[FRAGMENT TEKSTU]:
+--
Motorynka (Romet) Stella: polsko-łotewski sojusz motocyklowy. Motorower, który zawiódł…

Stella z silnikiem od Rometa miała szanse podbić polski rynek. Tak jednak się nie stało. Dlaczego?

W skrócie
  • Motorower Stella produkowany był na Łotwie, a dokładniej w Rydze. Motorower wyposażany był w trzy różne silniki, w tym polski silnik wytwarzany w Nowej Dębie.
  • Stella miała nieco skuterowy wygląd, chociaż nadal była klasycznym motorowerem. Modna linia sprawiła, że Polacy zakochali się w tym jednośladzie.
  • Stella posiadała elektroniczny zapłon, niezłe wyposażenie i nowy gaźnik (względem tego, który mogliśmy spotkać w produkcjach marki Romet). Za zasilanie odpowiadał gaźnik BING. Zmiana gaźnika sprawiła, że Stella stała się bardziej oszczędna.
  • Właściciele narzekali na awaryjność. Nadwozie było bardzo kiepskiej jakości.
  • Więcej artykułów o polskich motocyklach i motorowerach znajdziesz na naszej stronie, jednoslad.pl

Wielu z nas pamięta kultową Motorynkę Romet Pony – była marzeniem każdego polskiego nastolatka. Nieco inaczej było z motorowerem, który miał być następcą Motorynki, mowa oczywiście o motorowerze Stella – jednośladzie, który chociaż nie do końca był polski, to miał podbić serca nastolatków w kraju nad Wisłą.
+--
[OPIS ZADANIA]:
Napisz dalszy ciąg tekstu o motorowerze Stella, zaczynając po jego ostatnim zdaniu.

[SEKCJA DANYCH]:
+--
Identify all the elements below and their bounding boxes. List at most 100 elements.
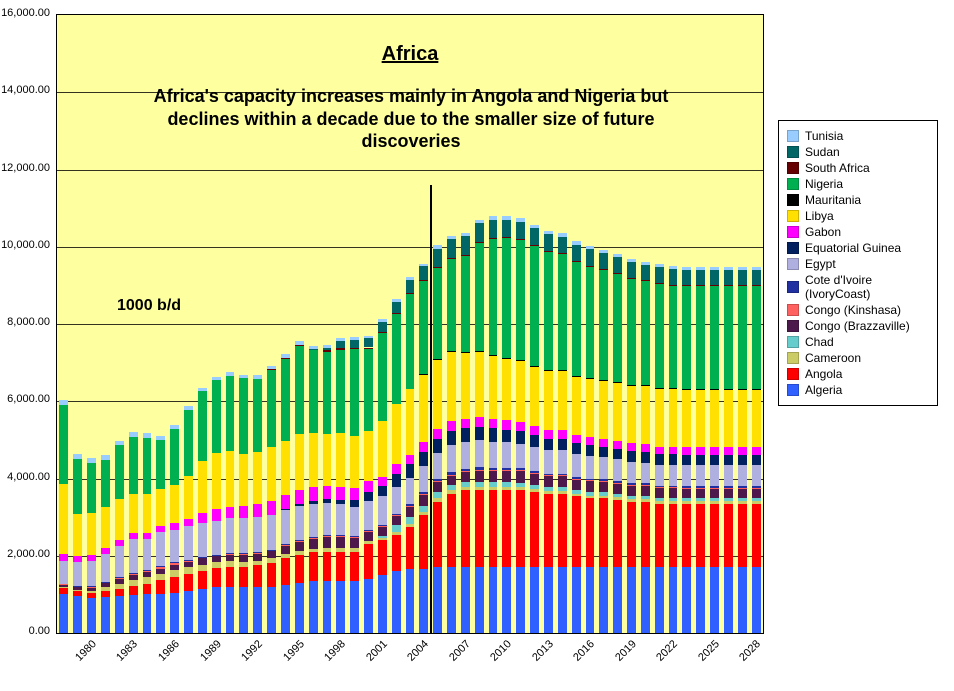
+--
[WYNIK]:
Czas, w którym na świat przyszedł motorower Stella nie był dla niego zbyt szczęśliwy. Polska tuż po zmianach ustrojowych borykała się z ogromnymi problemami gospodarczymi, społecznymi i politycznymi. Tak czy inaczej, mało którą rodzinę było stać na zakup dorosłego motocykla czy po prostu samochodu, którym podróżowałaby cała rodzina, nie wspominając o zabawce dla nastolatka, jaką niewątpliwie był motorower Romet Stella.

Motorower Stella miał szanse podbić polski rynek. Dlaczego?

  1. Motorower charakteryzował się nowoczesnym i modnym (nieco skuterowym) wyglądem.
  2. Posiadał nowy gaźnik (BING), który sprawiał, że silnik Stelli spalał mniej paliwa.
  3. Stella była bardzo lekkim motorowerem, co dla proporcji stosunek masy do mocy miało kolosalne znaczenie.
  4. Następczyni kultowej Motorynki wyposażona była w elektroniczny zapłon, a to miało ogromny wpływ na żywotność i bezobsługowość tego motoroweru.
  5. Silnik Stelli był znaną jednostką napędową (typ 023). Każdy mechanik w Polsce znał go na wylot, co upraszczało czynności serwisowe.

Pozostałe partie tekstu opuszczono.